Requirements.
Extract the records below word for word and ignore the images.

Information provided.
□ □ □ □

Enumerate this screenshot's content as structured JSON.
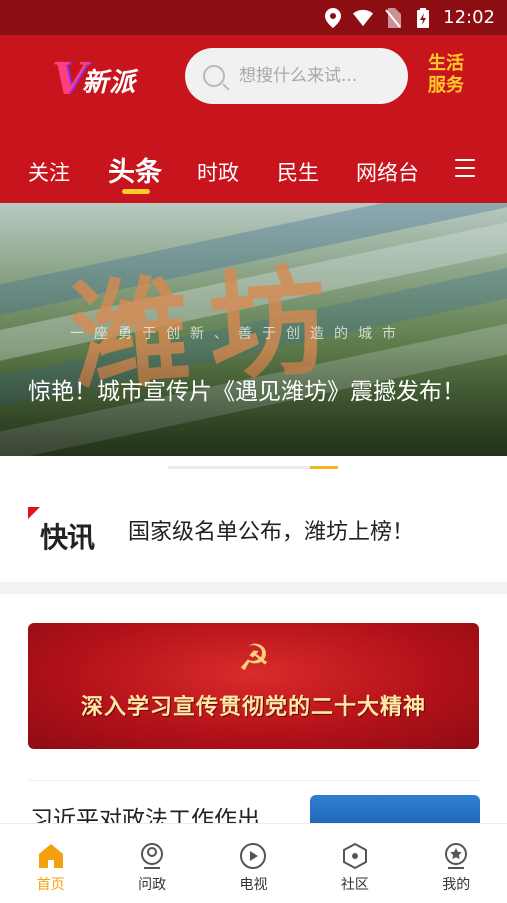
{
  "status_bar": {
    "time": "12:02"
  },
  "header": {
    "logo_mark": "V",
    "logo_text": "新派",
    "search_placeholder": "想搜什么来试...",
    "service_label_line1": "生活",
    "service_label_line2": "服务"
  },
  "tabs": [
    {
      "label": "关注",
      "active": false
    },
    {
      "label": "头条",
      "active": true
    },
    {
      "label": "时政",
      "active": false
    },
    {
      "label": "民生",
      "active": false
    },
    {
      "label": "网络台",
      "active": false
    }
  ],
  "hero": {
    "overlay_text": "潍坊",
    "overlay_slogan": "一座勇于创新、善于创造的城市",
    "caption": "惊艳！城市宣传片《遇见潍坊》震撼发布！"
  },
  "flash": {
    "badge": "快讯",
    "headline": "国家级名单公布，潍坊上榜！"
  },
  "banner": {
    "slogan": "深入学习宣传贯彻党的二十大精神"
  },
  "news": {
    "title": "习近平对政法工作作出"
  },
  "bottom_nav": [
    {
      "label": "首页",
      "icon": "home-icon",
      "active": true
    },
    {
      "label": "问政",
      "icon": "user-badge-icon",
      "active": false
    },
    {
      "label": "电视",
      "icon": "play-icon",
      "active": false
    },
    {
      "label": "社区",
      "icon": "hexagon-icon",
      "active": false
    },
    {
      "label": "我的",
      "icon": "star-user-icon",
      "active": false
    }
  ],
  "colors": {
    "brand_red": "#c8141c",
    "status_red": "#8c0d12",
    "accent_yellow": "#ffc928",
    "active_orange": "#f5a10f"
  }
}
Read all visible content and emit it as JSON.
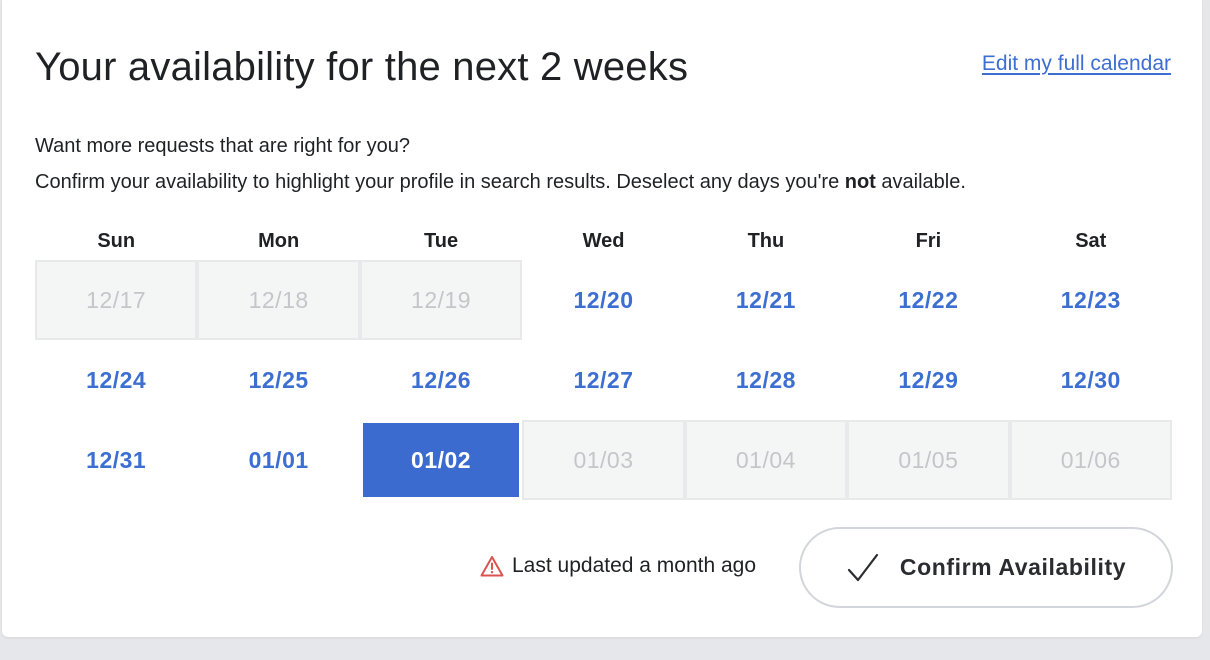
{
  "header": {
    "title": "Your availability for the next 2 weeks",
    "edit_link": "Edit my full calendar"
  },
  "intro": {
    "line1": "Want more requests that are right for you?",
    "line2_before": "Confirm your availability to highlight your profile in search results. Deselect any days you're ",
    "line2_bold": "not",
    "line2_after": " available."
  },
  "calendar": {
    "weekdays": [
      "Sun",
      "Mon",
      "Tue",
      "Wed",
      "Thu",
      "Fri",
      "Sat"
    ],
    "weeks": [
      [
        {
          "label": "12/17",
          "state": "disabled"
        },
        {
          "label": "12/18",
          "state": "disabled"
        },
        {
          "label": "12/19",
          "state": "disabled"
        },
        {
          "label": "12/20",
          "state": "available"
        },
        {
          "label": "12/21",
          "state": "available"
        },
        {
          "label": "12/22",
          "state": "available"
        },
        {
          "label": "12/23",
          "state": "available"
        }
      ],
      [
        {
          "label": "12/24",
          "state": "available"
        },
        {
          "label": "12/25",
          "state": "available"
        },
        {
          "label": "12/26",
          "state": "available"
        },
        {
          "label": "12/27",
          "state": "available"
        },
        {
          "label": "12/28",
          "state": "available"
        },
        {
          "label": "12/29",
          "state": "available"
        },
        {
          "label": "12/30",
          "state": "available"
        }
      ],
      [
        {
          "label": "12/31",
          "state": "available"
        },
        {
          "label": "01/01",
          "state": "available"
        },
        {
          "label": "01/02",
          "state": "selected"
        },
        {
          "label": "01/03",
          "state": "disabled"
        },
        {
          "label": "01/04",
          "state": "disabled"
        },
        {
          "label": "01/05",
          "state": "disabled"
        },
        {
          "label": "01/06",
          "state": "disabled"
        }
      ]
    ]
  },
  "footer": {
    "status_icon": "warning-icon",
    "status_text": "Last updated a month ago",
    "confirm_icon": "checkmark-icon",
    "confirm_label": "Confirm Availability"
  },
  "colors": {
    "accent": "#3c6fd1",
    "selected_bg": "#3c6bd0",
    "disabled_text": "#c4c6c9",
    "disabled_bg": "#f4f5f5",
    "warning": "#d9534f"
  }
}
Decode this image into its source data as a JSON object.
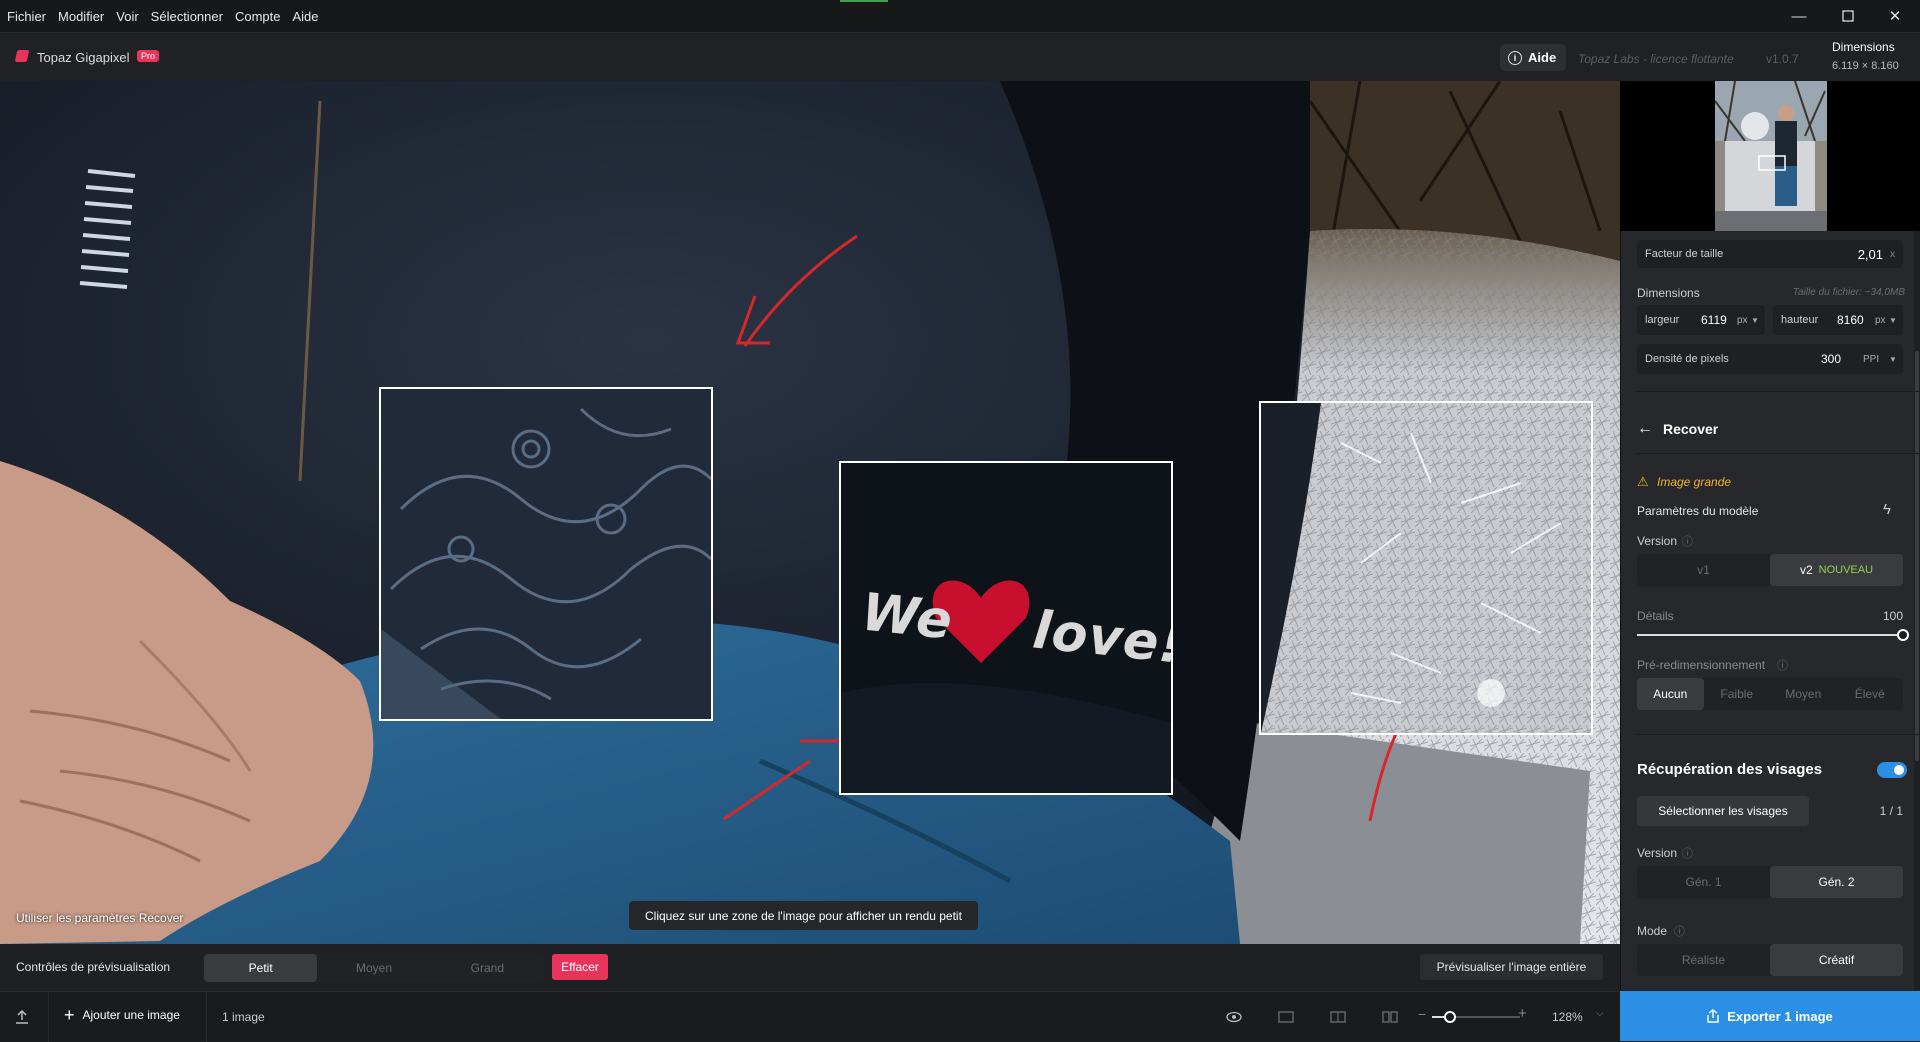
{
  "menu": [
    "Fichier",
    "Modifier",
    "Voir",
    "Sélectionner",
    "Compte",
    "Aide"
  ],
  "app": {
    "name": "Topaz Gigapixel",
    "badge": "Pro",
    "help_label": "Aide",
    "license": "Topaz Labs - licence flottante",
    "version": "v1.0.7"
  },
  "dimensions_header": {
    "title": "Dimensions",
    "value": "6.119 × 8.160"
  },
  "canvas": {
    "recover_label": "Utiliser les paramètres Recover",
    "hint": "Cliquez sur une zone de l'image pour afficher un rendu petit",
    "patch_text": "We love!!"
  },
  "panel": {
    "scale": {
      "label": "Facteur de taille",
      "value": "2,01",
      "unit": "x"
    },
    "dimensions": {
      "label": "Dimensions",
      "file_size": "Taille du fichier: ~34,0MB",
      "width_label": "largeur",
      "width_value": "6119",
      "width_unit": "px",
      "height_label": "hauteur",
      "height_value": "8160",
      "height_unit": "px"
    },
    "density": {
      "label": "Densité de pixels",
      "value": "300",
      "unit": "PPI"
    },
    "model": {
      "name": "Recover",
      "warning": "Image grande",
      "params_label": "Paramètres du modèle",
      "version_label": "Version",
      "versions": [
        "v1",
        "v2"
      ],
      "new_badge": "NOUVEAU",
      "details_label": "Détails",
      "details_value": "100",
      "details_fraction": 1.0,
      "preresize_label": "Pré-redimensionnement",
      "preresize_options": [
        "Aucun",
        "Faible",
        "Moyen",
        "Élevé"
      ]
    },
    "faces": {
      "title": "Récupération des visages",
      "select_label": "Sélectionner les visages",
      "count": "1 / 1",
      "version_label": "Version",
      "versions": [
        "Gén. 1",
        "Gén. 2"
      ],
      "mode_label": "Mode",
      "modes": [
        "Réaliste",
        "Créatif"
      ]
    }
  },
  "preview_controls": {
    "label": "Contrôles de prévisualisation",
    "sizes": [
      "Petit",
      "Moyen",
      "Grand"
    ],
    "clear": "Effacer",
    "preview_all": "Prévisualiser l'image entière"
  },
  "footer": {
    "add_image": "Ajouter une image",
    "image_count": "1 image",
    "zoom": "128%",
    "export": "Exporter 1 image"
  },
  "colors": {
    "accent": "#2b8fe6",
    "brand": "#e8335a",
    "new_badge": "#8fd14f",
    "warning": "#f0b429"
  }
}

□ □ □ □

Solved problem.
Enumerate this screenshot's content as structured JSON.
{
  "status_bar": {
    "time": "12:02"
  },
  "header": {
    "logo_mark": "V",
    "logo_text": "新派",
    "search_placeholder": "想搜什么来试...",
    "service_label_line1": "生活",
    "service_label_line2": "服务"
  },
  "tabs": [
    {
      "label": "关注",
      "active": false
    },
    {
      "label": "头条",
      "active": true
    },
    {
      "label": "时政",
      "active": false
    },
    {
      "label": "民生",
      "active": false
    },
    {
      "label": "网络台",
      "active": false
    }
  ],
  "hero": {
    "overlay_text": "潍坊",
    "overlay_slogan": "一座勇于创新、善于创造的城市",
    "caption": "惊艳！城市宣传片《遇见潍坊》震撼发布！"
  },
  "flash": {
    "badge": "快讯",
    "headline": "国家级名单公布，潍坊上榜！"
  },
  "banner": {
    "slogan": "深入学习宣传贯彻党的二十大精神"
  },
  "news": {
    "title": "习近平对政法工作作出"
  },
  "bottom_nav": [
    {
      "label": "首页",
      "icon": "home-icon",
      "active": true
    },
    {
      "label": "问政",
      "icon": "user-badge-icon",
      "active": false
    },
    {
      "label": "电视",
      "icon": "play-icon",
      "active": false
    },
    {
      "label": "社区",
      "icon": "hexagon-icon",
      "active": false
    },
    {
      "label": "我的",
      "icon": "star-user-icon",
      "active": false
    }
  ],
  "colors": {
    "brand_red": "#c8141c",
    "status_red": "#8c0d12",
    "accent_yellow": "#ffc928",
    "active_orange": "#f5a10f"
  }
}
Read all visible content and emit it as JSON.
{
  "header": {
    "title": "Your availability for the next 2 weeks",
    "edit_link": "Edit my full calendar"
  },
  "intro": {
    "line1": "Want more requests that are right for you?",
    "line2_before": "Confirm your availability to highlight your profile in search results. Deselect any days you're ",
    "line2_bold": "not",
    "line2_after": " available."
  },
  "calendar": {
    "weekdays": [
      "Sun",
      "Mon",
      "Tue",
      "Wed",
      "Thu",
      "Fri",
      "Sat"
    ],
    "weeks": [
      [
        {
          "label": "12/17",
          "state": "disabled"
        },
        {
          "label": "12/18",
          "state": "disabled"
        },
        {
          "label": "12/19",
          "state": "disabled"
        },
        {
          "label": "12/20",
          "state": "available"
        },
        {
          "label": "12/21",
          "state": "available"
        },
        {
          "label": "12/22",
          "state": "available"
        },
        {
          "label": "12/23",
          "state": "available"
        }
      ],
      [
        {
          "label": "12/24",
          "state": "available"
        },
        {
          "label": "12/25",
          "state": "available"
        },
        {
          "label": "12/26",
          "state": "available"
        },
        {
          "label": "12/27",
          "state": "available"
        },
        {
          "label": "12/28",
          "state": "available"
        },
        {
          "label": "12/29",
          "state": "available"
        },
        {
          "label": "12/30",
          "state": "available"
        }
      ],
      [
        {
          "label": "12/31",
          "state": "available"
        },
        {
          "label": "01/01",
          "state": "available"
        },
        {
          "label": "01/02",
          "state": "selected"
        },
        {
          "label": "01/03",
          "state": "disabled"
        },
        {
          "label": "01/04",
          "state": "disabled"
        },
        {
          "label": "01/05",
          "state": "disabled"
        },
        {
          "label": "01/06",
          "state": "disabled"
        }
      ]
    ]
  },
  "footer": {
    "status_icon": "warning-icon",
    "status_text": "Last updated a month ago",
    "confirm_icon": "checkmark-icon",
    "confirm_label": "Confirm Availability"
  },
  "colors": {
    "accent": "#3c6fd1",
    "selected_bg": "#3c6bd0",
    "disabled_text": "#c4c6c9",
    "disabled_bg": "#f4f5f5",
    "warning": "#d9534f"
  }
}
Decode this image into its source data as a JSON object.
{
  "menu": [
    "Fichier",
    "Modifier",
    "Voir",
    "Sélectionner",
    "Compte",
    "Aide"
  ],
  "app": {
    "name": "Topaz Gigapixel",
    "badge": "Pro",
    "help_label": "Aide",
    "license": "Topaz Labs - licence flottante",
    "version": "v1.0.7"
  },
  "dimensions_header": {
    "title": "Dimensions",
    "value": "6.119 × 8.160"
  },
  "canvas": {
    "recover_label": "Utiliser les paramètres Recover",
    "hint": "Cliquez sur une zone de l'image pour afficher un rendu petit",
    "patch_text": "We love!!"
  },
  "panel": {
    "scale": {
      "label": "Facteur de taille",
      "value": "2,01",
      "unit": "x"
    },
    "dimensions": {
      "label": "Dimensions",
      "file_size": "Taille du fichier: ~34,0MB",
      "width_label": "largeur",
      "width_value": "6119",
      "width_unit": "px",
      "height_label": "hauteur",
      "height_value": "8160",
      "height_unit": "px"
    },
    "density": {
      "label": "Densité de pixels",
      "value": "300",
      "unit": "PPI"
    },
    "model": {
      "name": "Recover",
      "warning": "Image grande",
      "params_label": "Paramètres du modèle",
      "version_label": "Version",
      "versions": [
        "v1",
        "v2"
      ],
      "new_badge": "NOUVEAU",
      "details_label": "Détails",
      "details_value": "100",
      "details_fraction": 1.0,
      "preresize_label": "Pré-redimensionnement",
      "preresize_options": [
        "Aucun",
        "Faible",
        "Moyen",
        "Élevé"
      ]
    },
    "faces": {
      "title": "Récupération des visages",
      "select_label": "Sélectionner les visages",
      "count": "1 / 1",
      "version_label": "Version",
      "versions": [
        "Gén. 1",
        "Gén. 2"
      ],
      "mode_label": "Mode",
      "modes": [
        "Réaliste",
        "Créatif"
      ]
    }
  },
  "preview_controls": {
    "label": "Contrôles de prévisualisation",
    "sizes": [
      "Petit",
      "Moyen",
      "Grand"
    ],
    "clear": "Effacer",
    "preview_all": "Prévisualiser l'image entière"
  },
  "footer": {
    "add_image": "Ajouter une image",
    "image_count": "1 image",
    "zoom": "128%",
    "export": "Exporter 1 image"
  },
  "colors": {
    "accent": "#2b8fe6",
    "brand": "#e8335a",
    "new_badge": "#8fd14f",
    "warning": "#f0b429"
  }
}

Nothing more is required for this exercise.